[Records from a dataset]
/---

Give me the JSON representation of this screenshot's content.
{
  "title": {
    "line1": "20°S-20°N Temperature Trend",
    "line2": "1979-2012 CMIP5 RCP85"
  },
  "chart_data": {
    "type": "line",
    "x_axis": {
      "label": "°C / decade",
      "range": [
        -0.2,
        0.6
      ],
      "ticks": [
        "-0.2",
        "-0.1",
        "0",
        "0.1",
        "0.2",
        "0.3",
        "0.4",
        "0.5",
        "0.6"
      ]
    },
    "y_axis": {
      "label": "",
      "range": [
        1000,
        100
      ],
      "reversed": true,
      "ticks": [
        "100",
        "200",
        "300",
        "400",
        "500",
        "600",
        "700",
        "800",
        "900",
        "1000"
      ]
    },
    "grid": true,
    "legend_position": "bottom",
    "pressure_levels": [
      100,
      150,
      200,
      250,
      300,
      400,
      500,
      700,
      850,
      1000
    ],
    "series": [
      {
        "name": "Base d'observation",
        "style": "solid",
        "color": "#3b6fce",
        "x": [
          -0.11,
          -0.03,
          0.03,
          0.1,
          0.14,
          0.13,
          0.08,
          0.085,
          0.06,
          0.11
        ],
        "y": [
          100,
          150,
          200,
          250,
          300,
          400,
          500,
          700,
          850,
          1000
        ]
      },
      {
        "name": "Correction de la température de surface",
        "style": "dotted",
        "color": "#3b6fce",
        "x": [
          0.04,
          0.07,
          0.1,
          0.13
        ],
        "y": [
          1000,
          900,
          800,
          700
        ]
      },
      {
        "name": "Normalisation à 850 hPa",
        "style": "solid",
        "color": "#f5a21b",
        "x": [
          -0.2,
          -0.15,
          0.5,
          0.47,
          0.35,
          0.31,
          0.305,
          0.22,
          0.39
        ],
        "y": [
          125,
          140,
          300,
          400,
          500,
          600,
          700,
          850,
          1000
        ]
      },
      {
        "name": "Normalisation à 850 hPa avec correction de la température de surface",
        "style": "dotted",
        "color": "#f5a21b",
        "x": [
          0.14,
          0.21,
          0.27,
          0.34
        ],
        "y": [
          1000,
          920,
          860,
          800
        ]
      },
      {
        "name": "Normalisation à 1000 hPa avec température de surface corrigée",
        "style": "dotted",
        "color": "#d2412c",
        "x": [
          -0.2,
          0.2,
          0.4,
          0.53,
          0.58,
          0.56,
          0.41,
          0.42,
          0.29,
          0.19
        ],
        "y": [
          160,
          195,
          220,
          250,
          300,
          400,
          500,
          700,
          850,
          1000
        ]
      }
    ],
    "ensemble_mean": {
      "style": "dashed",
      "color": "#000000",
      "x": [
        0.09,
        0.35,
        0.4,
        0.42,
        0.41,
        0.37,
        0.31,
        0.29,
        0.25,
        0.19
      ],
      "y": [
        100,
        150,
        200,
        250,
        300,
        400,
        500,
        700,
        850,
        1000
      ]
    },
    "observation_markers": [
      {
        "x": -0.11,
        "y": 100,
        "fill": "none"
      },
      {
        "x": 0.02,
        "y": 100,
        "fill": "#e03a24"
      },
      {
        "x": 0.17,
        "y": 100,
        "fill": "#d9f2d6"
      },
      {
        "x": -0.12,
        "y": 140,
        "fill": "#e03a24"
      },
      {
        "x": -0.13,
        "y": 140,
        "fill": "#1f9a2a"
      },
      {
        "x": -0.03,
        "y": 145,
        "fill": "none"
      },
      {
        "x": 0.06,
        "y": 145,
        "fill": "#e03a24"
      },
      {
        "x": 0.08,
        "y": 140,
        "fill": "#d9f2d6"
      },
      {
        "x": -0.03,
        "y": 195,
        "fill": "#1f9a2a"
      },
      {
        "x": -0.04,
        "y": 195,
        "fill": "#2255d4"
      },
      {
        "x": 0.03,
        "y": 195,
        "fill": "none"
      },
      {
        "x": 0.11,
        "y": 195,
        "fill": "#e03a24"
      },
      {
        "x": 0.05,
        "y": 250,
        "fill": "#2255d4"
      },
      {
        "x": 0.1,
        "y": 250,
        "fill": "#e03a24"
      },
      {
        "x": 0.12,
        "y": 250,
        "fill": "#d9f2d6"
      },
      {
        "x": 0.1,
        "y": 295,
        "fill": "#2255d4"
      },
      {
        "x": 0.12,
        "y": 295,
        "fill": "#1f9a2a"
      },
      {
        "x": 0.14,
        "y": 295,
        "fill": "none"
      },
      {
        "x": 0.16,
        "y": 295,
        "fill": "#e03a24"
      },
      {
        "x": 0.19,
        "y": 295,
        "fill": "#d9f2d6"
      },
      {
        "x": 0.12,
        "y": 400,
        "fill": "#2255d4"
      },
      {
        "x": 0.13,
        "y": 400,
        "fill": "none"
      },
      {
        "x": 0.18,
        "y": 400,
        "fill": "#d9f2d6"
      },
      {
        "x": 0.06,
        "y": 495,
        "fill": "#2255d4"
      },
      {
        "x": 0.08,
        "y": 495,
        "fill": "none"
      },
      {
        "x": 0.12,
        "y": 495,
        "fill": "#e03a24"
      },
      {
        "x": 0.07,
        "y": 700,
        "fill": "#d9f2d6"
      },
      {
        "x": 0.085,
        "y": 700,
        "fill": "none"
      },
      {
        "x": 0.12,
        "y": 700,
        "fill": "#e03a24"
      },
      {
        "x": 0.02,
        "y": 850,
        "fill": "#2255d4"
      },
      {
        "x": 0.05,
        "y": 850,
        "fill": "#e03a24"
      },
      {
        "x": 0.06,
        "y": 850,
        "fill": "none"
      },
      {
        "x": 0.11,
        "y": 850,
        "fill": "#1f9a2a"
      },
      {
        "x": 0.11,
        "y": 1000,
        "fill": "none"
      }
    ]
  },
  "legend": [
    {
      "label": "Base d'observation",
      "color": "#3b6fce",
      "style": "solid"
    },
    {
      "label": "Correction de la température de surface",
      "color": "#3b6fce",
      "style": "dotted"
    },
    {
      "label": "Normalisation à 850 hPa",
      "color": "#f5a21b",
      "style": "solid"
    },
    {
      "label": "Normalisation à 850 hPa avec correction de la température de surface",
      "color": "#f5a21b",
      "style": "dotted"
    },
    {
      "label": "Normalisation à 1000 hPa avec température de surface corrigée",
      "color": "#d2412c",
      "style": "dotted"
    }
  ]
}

\---

### WHAT TO DO
The entries above should be repeated exactly, every one of them.

### COMPLETED TASK
Give me the JSON representation of this screenshot's content.
{
  "title": {
    "line1": "20°S-20°N Temperature Trend",
    "line2": "1979-2012 CMIP5 RCP85"
  },
  "chart_data": {
    "type": "line",
    "x_axis": {
      "label": "°C / decade",
      "range": [
        -0.2,
        0.6
      ],
      "ticks": [
        "-0.2",
        "-0.1",
        "0",
        "0.1",
        "0.2",
        "0.3",
        "0.4",
        "0.5",
        "0.6"
      ]
    },
    "y_axis": {
      "label": "",
      "range": [
        1000,
        100
      ],
      "reversed": true,
      "ticks": [
        "100",
        "200",
        "300",
        "400",
        "500",
        "600",
        "700",
        "800",
        "900",
        "1000"
      ]
    },
    "grid": true,
    "legend_position": "bottom",
    "pressure_levels": [
      100,
      150,
      200,
      250,
      300,
      400,
      500,
      700,
      850,
      1000
    ],
    "series": [
      {
        "name": "Base d'observation",
        "style": "solid",
        "color": "#3b6fce",
        "x": [
          -0.11,
          -0.03,
          0.03,
          0.1,
          0.14,
          0.13,
          0.08,
          0.085,
          0.06,
          0.11
        ],
        "y": [
          100,
          150,
          200,
          250,
          300,
          400,
          500,
          700,
          850,
          1000
        ]
      },
      {
        "name": "Correction de la température de surface",
        "style": "dotted",
        "color": "#3b6fce",
        "x": [
          0.04,
          0.07,
          0.1,
          0.13
        ],
        "y": [
          1000,
          900,
          800,
          700
        ]
      },
      {
        "name": "Normalisation à 850 hPa",
        "style": "solid",
        "color": "#f5a21b",
        "x": [
          -0.2,
          -0.15,
          0.5,
          0.47,
          0.35,
          0.31,
          0.305,
          0.22,
          0.39
        ],
        "y": [
          125,
          140,
          300,
          400,
          500,
          600,
          700,
          850,
          1000
        ]
      },
      {
        "name": "Normalisation à 850 hPa avec correction de la température de surface",
        "style": "dotted",
        "color": "#f5a21b",
        "x": [
          0.14,
          0.21,
          0.27,
          0.34
        ],
        "y": [
          1000,
          920,
          860,
          800
        ]
      },
      {
        "name": "Normalisation à 1000 hPa avec température de surface corrigée",
        "style": "dotted",
        "color": "#d2412c",
        "x": [
          -0.2,
          0.2,
          0.4,
          0.53,
          0.58,
          0.56,
          0.41,
          0.42,
          0.29,
          0.19
        ],
        "y": [
          160,
          195,
          220,
          250,
          300,
          400,
          500,
          700,
          850,
          1000
        ]
      }
    ],
    "ensemble_mean": {
      "style": "dashed",
      "color": "#000000",
      "x": [
        0.09,
        0.35,
        0.4,
        0.42,
        0.41,
        0.37,
        0.31,
        0.29,
        0.25,
        0.19
      ],
      "y": [
        100,
        150,
        200,
        250,
        300,
        400,
        500,
        700,
        850,
        1000
      ]
    },
    "observation_markers": [
      {
        "x": -0.11,
        "y": 100,
        "fill": "none"
      },
      {
        "x": 0.02,
        "y": 100,
        "fill": "#e03a24"
      },
      {
        "x": 0.17,
        "y": 100,
        "fill": "#d9f2d6"
      },
      {
        "x": -0.12,
        "y": 140,
        "fill": "#e03a24"
      },
      {
        "x": -0.13,
        "y": 140,
        "fill": "#1f9a2a"
      },
      {
        "x": -0.03,
        "y": 145,
        "fill": "none"
      },
      {
        "x": 0.06,
        "y": 145,
        "fill": "#e03a24"
      },
      {
        "x": 0.08,
        "y": 140,
        "fill": "#d9f2d6"
      },
      {
        "x": -0.03,
        "y": 195,
        "fill": "#1f9a2a"
      },
      {
        "x": -0.04,
        "y": 195,
        "fill": "#2255d4"
      },
      {
        "x": 0.03,
        "y": 195,
        "fill": "none"
      },
      {
        "x": 0.11,
        "y": 195,
        "fill": "#e03a24"
      },
      {
        "x": 0.05,
        "y": 250,
        "fill": "#2255d4"
      },
      {
        "x": 0.1,
        "y": 250,
        "fill": "#e03a24"
      },
      {
        "x": 0.12,
        "y": 250,
        "fill": "#d9f2d6"
      },
      {
        "x": 0.1,
        "y": 295,
        "fill": "#2255d4"
      },
      {
        "x": 0.12,
        "y": 295,
        "fill": "#1f9a2a"
      },
      {
        "x": 0.14,
        "y": 295,
        "fill": "none"
      },
      {
        "x": 0.16,
        "y": 295,
        "fill": "#e03a24"
      },
      {
        "x": 0.19,
        "y": 295,
        "fill": "#d9f2d6"
      },
      {
        "x": 0.12,
        "y": 400,
        "fill": "#2255d4"
      },
      {
        "x": 0.13,
        "y": 400,
        "fill": "none"
      },
      {
        "x": 0.18,
        "y": 400,
        "fill": "#d9f2d6"
      },
      {
        "x": 0.06,
        "y": 495,
        "fill": "#2255d4"
      },
      {
        "x": 0.08,
        "y": 495,
        "fill": "none"
      },
      {
        "x": 0.12,
        "y": 495,
        "fill": "#e03a24"
      },
      {
        "x": 0.07,
        "y": 700,
        "fill": "#d9f2d6"
      },
      {
        "x": 0.085,
        "y": 700,
        "fill": "none"
      },
      {
        "x": 0.12,
        "y": 700,
        "fill": "#e03a24"
      },
      {
        "x": 0.02,
        "y": 850,
        "fill": "#2255d4"
      },
      {
        "x": 0.05,
        "y": 850,
        "fill": "#e03a24"
      },
      {
        "x": 0.06,
        "y": 850,
        "fill": "none"
      },
      {
        "x": 0.11,
        "y": 850,
        "fill": "#1f9a2a"
      },
      {
        "x": 0.11,
        "y": 1000,
        "fill": "none"
      }
    ]
  },
  "legend": [
    {
      "label": "Base d'observation",
      "color": "#3b6fce",
      "style": "solid"
    },
    {
      "label": "Correction de la température de surface",
      "color": "#3b6fce",
      "style": "dotted"
    },
    {
      "label": "Normalisation à 850 hPa",
      "color": "#f5a21b",
      "style": "solid"
    },
    {
      "label": "Normalisation à 850 hPa avec correction de la température de surface",
      "color": "#f5a21b",
      "style": "dotted"
    },
    {
      "label": "Normalisation à 1000 hPa avec température de surface corrigée",
      "color": "#d2412c",
      "style": "dotted"
    }
  ]
}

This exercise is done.